▶ [WHAT THE EXERCISE ASKS] Reproduce the entries below in full, word for word.

━━━ INFORMATION PROVIDED

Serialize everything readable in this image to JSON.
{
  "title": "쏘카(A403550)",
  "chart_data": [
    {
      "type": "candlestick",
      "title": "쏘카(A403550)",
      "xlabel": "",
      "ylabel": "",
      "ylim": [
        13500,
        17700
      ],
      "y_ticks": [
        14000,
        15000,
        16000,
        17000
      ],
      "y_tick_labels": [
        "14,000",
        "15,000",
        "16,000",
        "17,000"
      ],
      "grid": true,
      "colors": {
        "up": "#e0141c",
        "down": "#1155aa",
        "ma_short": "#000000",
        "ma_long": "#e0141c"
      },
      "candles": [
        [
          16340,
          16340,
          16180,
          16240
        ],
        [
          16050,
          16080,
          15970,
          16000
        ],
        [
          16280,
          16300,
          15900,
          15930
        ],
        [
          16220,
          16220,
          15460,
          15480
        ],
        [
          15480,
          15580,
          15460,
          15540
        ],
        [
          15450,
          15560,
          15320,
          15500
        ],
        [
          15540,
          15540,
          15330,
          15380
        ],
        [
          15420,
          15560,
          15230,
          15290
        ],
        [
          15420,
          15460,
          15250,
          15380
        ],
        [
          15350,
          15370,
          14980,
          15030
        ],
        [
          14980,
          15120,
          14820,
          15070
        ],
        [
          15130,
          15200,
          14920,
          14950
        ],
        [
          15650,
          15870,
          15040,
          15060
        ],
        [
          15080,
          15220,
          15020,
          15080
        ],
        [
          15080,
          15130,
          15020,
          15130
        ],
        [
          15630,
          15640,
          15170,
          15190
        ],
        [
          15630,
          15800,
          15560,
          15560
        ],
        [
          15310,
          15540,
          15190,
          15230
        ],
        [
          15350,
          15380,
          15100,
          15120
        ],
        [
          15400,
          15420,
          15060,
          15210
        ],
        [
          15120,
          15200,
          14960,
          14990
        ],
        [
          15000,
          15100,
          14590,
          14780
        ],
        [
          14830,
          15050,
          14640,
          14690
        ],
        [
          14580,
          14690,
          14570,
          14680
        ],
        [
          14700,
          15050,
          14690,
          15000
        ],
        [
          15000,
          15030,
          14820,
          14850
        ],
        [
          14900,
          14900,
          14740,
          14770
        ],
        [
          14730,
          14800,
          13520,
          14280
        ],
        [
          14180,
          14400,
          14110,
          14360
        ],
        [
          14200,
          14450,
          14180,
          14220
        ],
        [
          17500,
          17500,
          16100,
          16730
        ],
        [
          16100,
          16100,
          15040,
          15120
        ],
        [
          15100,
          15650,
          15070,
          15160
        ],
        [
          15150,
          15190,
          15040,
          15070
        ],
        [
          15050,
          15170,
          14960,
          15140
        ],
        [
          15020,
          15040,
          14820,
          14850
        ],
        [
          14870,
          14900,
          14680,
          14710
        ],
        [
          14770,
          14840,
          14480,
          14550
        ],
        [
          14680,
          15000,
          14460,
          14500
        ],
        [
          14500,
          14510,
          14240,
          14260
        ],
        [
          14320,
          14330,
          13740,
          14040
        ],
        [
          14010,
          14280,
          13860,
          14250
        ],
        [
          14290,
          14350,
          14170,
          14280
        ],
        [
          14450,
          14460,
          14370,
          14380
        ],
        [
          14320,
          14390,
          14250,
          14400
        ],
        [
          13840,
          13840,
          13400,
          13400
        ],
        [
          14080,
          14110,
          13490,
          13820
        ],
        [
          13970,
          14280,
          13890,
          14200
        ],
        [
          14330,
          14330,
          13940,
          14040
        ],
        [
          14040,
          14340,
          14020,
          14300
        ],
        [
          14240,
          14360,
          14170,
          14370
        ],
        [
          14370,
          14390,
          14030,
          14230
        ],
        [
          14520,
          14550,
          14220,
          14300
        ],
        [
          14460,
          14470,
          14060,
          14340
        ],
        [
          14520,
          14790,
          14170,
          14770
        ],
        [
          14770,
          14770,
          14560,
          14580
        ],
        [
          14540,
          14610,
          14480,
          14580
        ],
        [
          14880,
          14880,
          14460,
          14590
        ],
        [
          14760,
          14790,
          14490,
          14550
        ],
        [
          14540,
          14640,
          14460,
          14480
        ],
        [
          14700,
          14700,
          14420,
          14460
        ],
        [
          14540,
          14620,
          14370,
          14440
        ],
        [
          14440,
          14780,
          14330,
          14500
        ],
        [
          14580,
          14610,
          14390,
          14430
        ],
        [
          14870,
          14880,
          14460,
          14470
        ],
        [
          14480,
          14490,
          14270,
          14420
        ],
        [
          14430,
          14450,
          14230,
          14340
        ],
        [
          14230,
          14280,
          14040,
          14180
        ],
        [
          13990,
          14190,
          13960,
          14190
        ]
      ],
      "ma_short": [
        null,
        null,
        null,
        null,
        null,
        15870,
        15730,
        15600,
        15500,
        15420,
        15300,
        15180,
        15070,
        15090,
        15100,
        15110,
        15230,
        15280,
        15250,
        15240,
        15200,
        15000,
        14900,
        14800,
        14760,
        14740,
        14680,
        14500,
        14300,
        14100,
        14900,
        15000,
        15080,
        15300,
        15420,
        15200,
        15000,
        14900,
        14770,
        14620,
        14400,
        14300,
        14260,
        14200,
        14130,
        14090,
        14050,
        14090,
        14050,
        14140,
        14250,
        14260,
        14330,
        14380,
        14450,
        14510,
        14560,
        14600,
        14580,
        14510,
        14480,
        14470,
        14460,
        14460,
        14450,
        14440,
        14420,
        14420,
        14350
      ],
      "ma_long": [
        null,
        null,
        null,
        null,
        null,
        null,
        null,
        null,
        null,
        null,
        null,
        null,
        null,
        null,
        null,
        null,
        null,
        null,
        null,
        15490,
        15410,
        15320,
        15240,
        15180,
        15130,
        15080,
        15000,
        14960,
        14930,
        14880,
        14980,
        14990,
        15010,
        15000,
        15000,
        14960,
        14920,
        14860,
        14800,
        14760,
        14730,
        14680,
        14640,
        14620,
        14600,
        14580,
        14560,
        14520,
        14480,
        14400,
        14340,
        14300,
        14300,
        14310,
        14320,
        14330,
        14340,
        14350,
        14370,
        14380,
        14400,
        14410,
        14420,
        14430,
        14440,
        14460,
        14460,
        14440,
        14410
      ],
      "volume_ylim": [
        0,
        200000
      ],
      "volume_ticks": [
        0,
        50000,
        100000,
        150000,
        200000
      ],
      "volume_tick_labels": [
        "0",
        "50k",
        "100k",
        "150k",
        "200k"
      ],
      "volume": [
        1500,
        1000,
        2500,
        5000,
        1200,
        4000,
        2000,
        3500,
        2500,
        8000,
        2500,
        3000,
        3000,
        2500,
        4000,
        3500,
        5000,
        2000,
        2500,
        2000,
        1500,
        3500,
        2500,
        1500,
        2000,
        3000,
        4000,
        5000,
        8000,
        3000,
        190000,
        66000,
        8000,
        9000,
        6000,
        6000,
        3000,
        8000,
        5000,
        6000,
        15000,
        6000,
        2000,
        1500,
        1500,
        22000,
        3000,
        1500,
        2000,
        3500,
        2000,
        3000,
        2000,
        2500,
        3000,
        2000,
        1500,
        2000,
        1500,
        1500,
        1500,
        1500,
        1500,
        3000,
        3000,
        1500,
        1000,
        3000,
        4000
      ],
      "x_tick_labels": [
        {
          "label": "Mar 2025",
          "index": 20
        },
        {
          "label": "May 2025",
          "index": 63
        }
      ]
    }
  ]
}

━━━━━━

▶ [FINISHED ANSWER]
Serialize everything readable in this image to JSON.
{
  "title": "쏘카(A403550)",
  "chart_data": [
    {
      "type": "candlestick",
      "title": "쏘카(A403550)",
      "xlabel": "",
      "ylabel": "",
      "ylim": [
        13500,
        17700
      ],
      "y_ticks": [
        14000,
        15000,
        16000,
        17000
      ],
      "y_tick_labels": [
        "14,000",
        "15,000",
        "16,000",
        "17,000"
      ],
      "grid": true,
      "colors": {
        "up": "#e0141c",
        "down": "#1155aa",
        "ma_short": "#000000",
        "ma_long": "#e0141c"
      },
      "candles": [
        [
          16340,
          16340,
          16180,
          16240
        ],
        [
          16050,
          16080,
          15970,
          16000
        ],
        [
          16280,
          16300,
          15900,
          15930
        ],
        [
          16220,
          16220,
          15460,
          15480
        ],
        [
          15480,
          15580,
          15460,
          15540
        ],
        [
          15450,
          15560,
          15320,
          15500
        ],
        [
          15540,
          15540,
          15330,
          15380
        ],
        [
          15420,
          15560,
          15230,
          15290
        ],
        [
          15420,
          15460,
          15250,
          15380
        ],
        [
          15350,
          15370,
          14980,
          15030
        ],
        [
          14980,
          15120,
          14820,
          15070
        ],
        [
          15130,
          15200,
          14920,
          14950
        ],
        [
          15650,
          15870,
          15040,
          15060
        ],
        [
          15080,
          15220,
          15020,
          15080
        ],
        [
          15080,
          15130,
          15020,
          15130
        ],
        [
          15630,
          15640,
          15170,
          15190
        ],
        [
          15630,
          15800,
          15560,
          15560
        ],
        [
          15310,
          15540,
          15190,
          15230
        ],
        [
          15350,
          15380,
          15100,
          15120
        ],
        [
          15400,
          15420,
          15060,
          15210
        ],
        [
          15120,
          15200,
          14960,
          14990
        ],
        [
          15000,
          15100,
          14590,
          14780
        ],
        [
          14830,
          15050,
          14640,
          14690
        ],
        [
          14580,
          14690,
          14570,
          14680
        ],
        [
          14700,
          15050,
          14690,
          15000
        ],
        [
          15000,
          15030,
          14820,
          14850
        ],
        [
          14900,
          14900,
          14740,
          14770
        ],
        [
          14730,
          14800,
          13520,
          14280
        ],
        [
          14180,
          14400,
          14110,
          14360
        ],
        [
          14200,
          14450,
          14180,
          14220
        ],
        [
          17500,
          17500,
          16100,
          16730
        ],
        [
          16100,
          16100,
          15040,
          15120
        ],
        [
          15100,
          15650,
          15070,
          15160
        ],
        [
          15150,
          15190,
          15040,
          15070
        ],
        [
          15050,
          15170,
          14960,
          15140
        ],
        [
          15020,
          15040,
          14820,
          14850
        ],
        [
          14870,
          14900,
          14680,
          14710
        ],
        [
          14770,
          14840,
          14480,
          14550
        ],
        [
          14680,
          15000,
          14460,
          14500
        ],
        [
          14500,
          14510,
          14240,
          14260
        ],
        [
          14320,
          14330,
          13740,
          14040
        ],
        [
          14010,
          14280,
          13860,
          14250
        ],
        [
          14290,
          14350,
          14170,
          14280
        ],
        [
          14450,
          14460,
          14370,
          14380
        ],
        [
          14320,
          14390,
          14250,
          14400
        ],
        [
          13840,
          13840,
          13400,
          13400
        ],
        [
          14080,
          14110,
          13490,
          13820
        ],
        [
          13970,
          14280,
          13890,
          14200
        ],
        [
          14330,
          14330,
          13940,
          14040
        ],
        [
          14040,
          14340,
          14020,
          14300
        ],
        [
          14240,
          14360,
          14170,
          14370
        ],
        [
          14370,
          14390,
          14030,
          14230
        ],
        [
          14520,
          14550,
          14220,
          14300
        ],
        [
          14460,
          14470,
          14060,
          14340
        ],
        [
          14520,
          14790,
          14170,
          14770
        ],
        [
          14770,
          14770,
          14560,
          14580
        ],
        [
          14540,
          14610,
          14480,
          14580
        ],
        [
          14880,
          14880,
          14460,
          14590
        ],
        [
          14760,
          14790,
          14490,
          14550
        ],
        [
          14540,
          14640,
          14460,
          14480
        ],
        [
          14700,
          14700,
          14420,
          14460
        ],
        [
          14540,
          14620,
          14370,
          14440
        ],
        [
          14440,
          14780,
          14330,
          14500
        ],
        [
          14580,
          14610,
          14390,
          14430
        ],
        [
          14870,
          14880,
          14460,
          14470
        ],
        [
          14480,
          14490,
          14270,
          14420
        ],
        [
          14430,
          14450,
          14230,
          14340
        ],
        [
          14230,
          14280,
          14040,
          14180
        ],
        [
          13990,
          14190,
          13960,
          14190
        ]
      ],
      "ma_short": [
        null,
        null,
        null,
        null,
        null,
        15870,
        15730,
        15600,
        15500,
        15420,
        15300,
        15180,
        15070,
        15090,
        15100,
        15110,
        15230,
        15280,
        15250,
        15240,
        15200,
        15000,
        14900,
        14800,
        14760,
        14740,
        14680,
        14500,
        14300,
        14100,
        14900,
        15000,
        15080,
        15300,
        15420,
        15200,
        15000,
        14900,
        14770,
        14620,
        14400,
        14300,
        14260,
        14200,
        14130,
        14090,
        14050,
        14090,
        14050,
        14140,
        14250,
        14260,
        14330,
        14380,
        14450,
        14510,
        14560,
        14600,
        14580,
        14510,
        14480,
        14470,
        14460,
        14460,
        14450,
        14440,
        14420,
        14420,
        14350
      ],
      "ma_long": [
        null,
        null,
        null,
        null,
        null,
        null,
        null,
        null,
        null,
        null,
        null,
        null,
        null,
        null,
        null,
        null,
        null,
        null,
        null,
        15490,
        15410,
        15320,
        15240,
        15180,
        15130,
        15080,
        15000,
        14960,
        14930,
        14880,
        14980,
        14990,
        15010,
        15000,
        15000,
        14960,
        14920,
        14860,
        14800,
        14760,
        14730,
        14680,
        14640,
        14620,
        14600,
        14580,
        14560,
        14520,
        14480,
        14400,
        14340,
        14300,
        14300,
        14310,
        14320,
        14330,
        14340,
        14350,
        14370,
        14380,
        14400,
        14410,
        14420,
        14430,
        14440,
        14460,
        14460,
        14440,
        14410
      ],
      "volume_ylim": [
        0,
        200000
      ],
      "volume_ticks": [
        0,
        50000,
        100000,
        150000,
        200000
      ],
      "volume_tick_labels": [
        "0",
        "50k",
        "100k",
        "150k",
        "200k"
      ],
      "volume": [
        1500,
        1000,
        2500,
        5000,
        1200,
        4000,
        2000,
        3500,
        2500,
        8000,
        2500,
        3000,
        3000,
        2500,
        4000,
        3500,
        5000,
        2000,
        2500,
        2000,
        1500,
        3500,
        2500,
        1500,
        2000,
        3000,
        4000,
        5000,
        8000,
        3000,
        190000,
        66000,
        8000,
        9000,
        6000,
        6000,
        3000,
        8000,
        5000,
        6000,
        15000,
        6000,
        2000,
        1500,
        1500,
        22000,
        3000,
        1500,
        2000,
        3500,
        2000,
        3000,
        2000,
        2500,
        3000,
        2000,
        1500,
        2000,
        1500,
        1500,
        1500,
        1500,
        1500,
        3000,
        3000,
        1500,
        1000,
        3000,
        4000
      ],
      "x_tick_labels": [
        {
          "label": "Mar 2025",
          "index": 20
        },
        {
          "label": "May 2025",
          "index": 63
        }
      ]
    }
  ]
}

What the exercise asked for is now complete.